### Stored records

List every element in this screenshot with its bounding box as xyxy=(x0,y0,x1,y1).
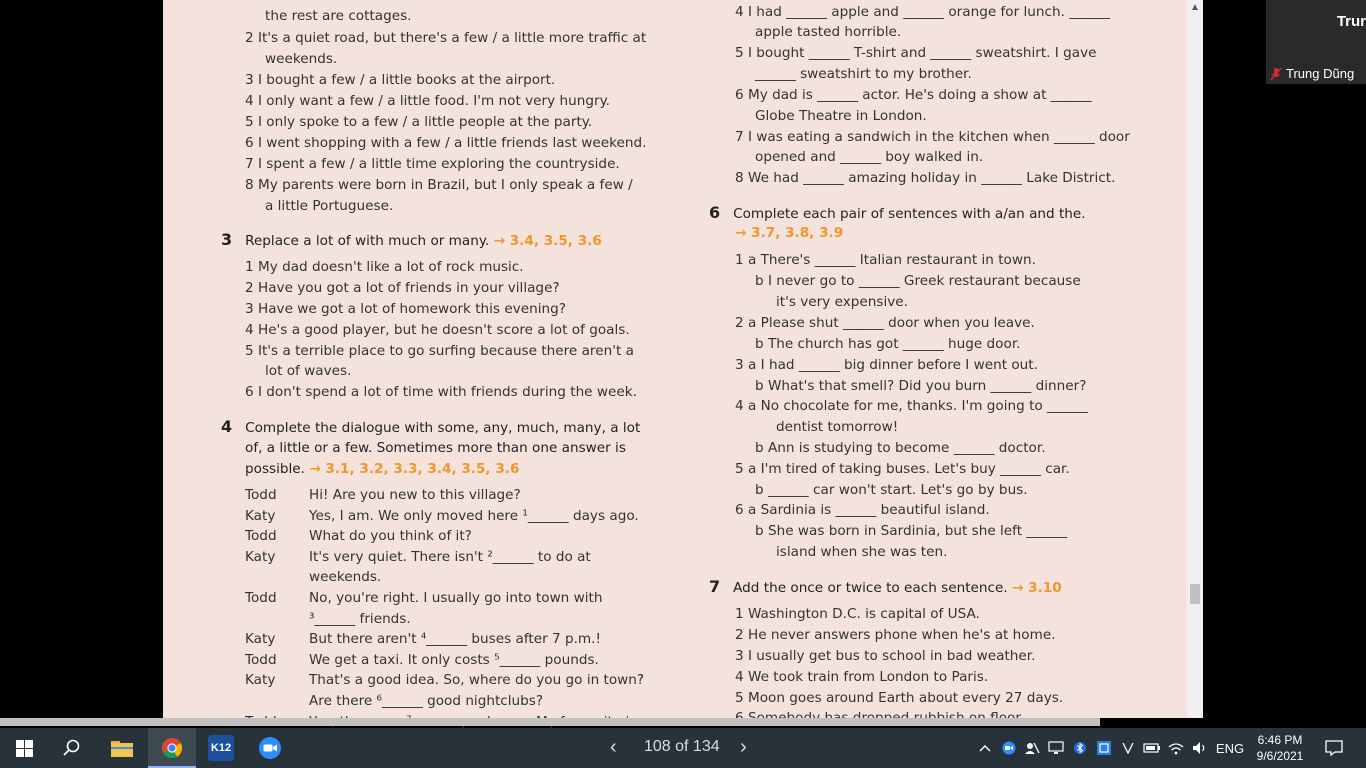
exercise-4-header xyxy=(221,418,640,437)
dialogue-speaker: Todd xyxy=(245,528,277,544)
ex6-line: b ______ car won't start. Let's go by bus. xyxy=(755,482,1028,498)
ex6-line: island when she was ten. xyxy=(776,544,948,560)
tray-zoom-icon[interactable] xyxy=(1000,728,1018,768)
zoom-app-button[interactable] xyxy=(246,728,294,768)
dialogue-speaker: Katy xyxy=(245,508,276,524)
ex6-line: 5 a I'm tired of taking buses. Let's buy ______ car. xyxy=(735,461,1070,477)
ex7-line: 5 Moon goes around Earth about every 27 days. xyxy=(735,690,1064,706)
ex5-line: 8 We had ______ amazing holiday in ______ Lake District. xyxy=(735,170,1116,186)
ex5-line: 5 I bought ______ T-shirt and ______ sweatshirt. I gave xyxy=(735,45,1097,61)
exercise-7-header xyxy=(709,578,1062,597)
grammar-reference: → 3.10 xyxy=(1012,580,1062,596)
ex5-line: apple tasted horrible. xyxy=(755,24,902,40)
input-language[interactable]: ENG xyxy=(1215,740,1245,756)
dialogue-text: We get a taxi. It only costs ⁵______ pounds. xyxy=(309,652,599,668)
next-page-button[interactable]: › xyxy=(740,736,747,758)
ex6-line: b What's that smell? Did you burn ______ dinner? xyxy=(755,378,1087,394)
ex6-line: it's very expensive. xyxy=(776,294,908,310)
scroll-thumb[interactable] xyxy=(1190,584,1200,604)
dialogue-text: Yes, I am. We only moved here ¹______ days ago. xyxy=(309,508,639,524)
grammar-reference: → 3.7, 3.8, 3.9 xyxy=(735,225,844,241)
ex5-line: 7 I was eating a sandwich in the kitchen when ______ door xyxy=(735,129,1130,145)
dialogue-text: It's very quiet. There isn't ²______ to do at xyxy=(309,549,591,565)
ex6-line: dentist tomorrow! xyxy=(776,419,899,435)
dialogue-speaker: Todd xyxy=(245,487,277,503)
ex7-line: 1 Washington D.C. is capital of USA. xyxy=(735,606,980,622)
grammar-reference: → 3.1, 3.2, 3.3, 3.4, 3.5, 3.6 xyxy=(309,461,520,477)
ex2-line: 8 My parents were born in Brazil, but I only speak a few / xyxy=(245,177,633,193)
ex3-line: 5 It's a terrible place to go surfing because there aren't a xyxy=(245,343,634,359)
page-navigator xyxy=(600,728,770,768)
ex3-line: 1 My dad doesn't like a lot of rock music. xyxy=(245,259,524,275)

### TASK GOAL
Pick out and copy every line of the records that contains the string "page", treating uppercase and lowercase as different.

### EXERCISE RESULT
next-page-button[interactable]: › xyxy=(740,736,747,758)
page-navigator xyxy=(600,728,770,768)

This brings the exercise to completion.